### Stated exercise
Find every line of the listing below where "天明一號" appears, and copy it.

____

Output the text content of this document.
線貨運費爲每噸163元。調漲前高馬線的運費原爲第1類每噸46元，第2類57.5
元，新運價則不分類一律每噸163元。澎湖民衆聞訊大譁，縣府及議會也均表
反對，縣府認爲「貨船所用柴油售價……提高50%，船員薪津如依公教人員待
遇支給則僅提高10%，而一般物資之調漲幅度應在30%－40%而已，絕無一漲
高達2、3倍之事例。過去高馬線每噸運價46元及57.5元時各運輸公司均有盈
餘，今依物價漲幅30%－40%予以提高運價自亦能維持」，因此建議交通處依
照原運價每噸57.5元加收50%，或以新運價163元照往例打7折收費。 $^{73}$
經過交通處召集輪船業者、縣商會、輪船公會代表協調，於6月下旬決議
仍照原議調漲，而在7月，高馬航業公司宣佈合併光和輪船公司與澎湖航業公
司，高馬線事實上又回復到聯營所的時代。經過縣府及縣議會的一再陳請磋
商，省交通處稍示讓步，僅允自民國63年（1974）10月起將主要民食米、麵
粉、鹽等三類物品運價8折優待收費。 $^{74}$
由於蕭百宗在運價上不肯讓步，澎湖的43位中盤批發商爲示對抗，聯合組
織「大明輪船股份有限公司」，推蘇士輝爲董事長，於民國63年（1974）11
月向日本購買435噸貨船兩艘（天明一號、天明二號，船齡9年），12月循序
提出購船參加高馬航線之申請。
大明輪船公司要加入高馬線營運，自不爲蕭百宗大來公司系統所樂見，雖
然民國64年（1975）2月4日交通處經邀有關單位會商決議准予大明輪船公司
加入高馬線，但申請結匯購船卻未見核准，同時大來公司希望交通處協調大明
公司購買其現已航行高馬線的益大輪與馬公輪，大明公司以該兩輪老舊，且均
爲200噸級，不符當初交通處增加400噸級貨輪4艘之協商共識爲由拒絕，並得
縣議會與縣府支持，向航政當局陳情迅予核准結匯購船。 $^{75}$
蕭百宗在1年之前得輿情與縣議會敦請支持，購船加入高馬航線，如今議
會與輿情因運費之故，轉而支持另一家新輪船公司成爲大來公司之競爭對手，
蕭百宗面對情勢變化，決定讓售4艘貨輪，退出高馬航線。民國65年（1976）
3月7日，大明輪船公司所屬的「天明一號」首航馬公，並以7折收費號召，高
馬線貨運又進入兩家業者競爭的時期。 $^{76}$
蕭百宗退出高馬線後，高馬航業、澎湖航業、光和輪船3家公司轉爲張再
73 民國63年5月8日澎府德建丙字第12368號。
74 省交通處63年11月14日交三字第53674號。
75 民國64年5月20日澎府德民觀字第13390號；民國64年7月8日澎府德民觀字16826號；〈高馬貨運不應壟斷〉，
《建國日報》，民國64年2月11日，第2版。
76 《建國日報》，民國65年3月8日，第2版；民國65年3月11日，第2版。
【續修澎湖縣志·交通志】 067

____

### Answer to this problem
月向日本購買435噸貨船兩艘（天明一號、天明二號，船齡9年），12月循序
3月7日，大明輪船公司所屬的「天明一號」首航馬公，並以7折收費號召，高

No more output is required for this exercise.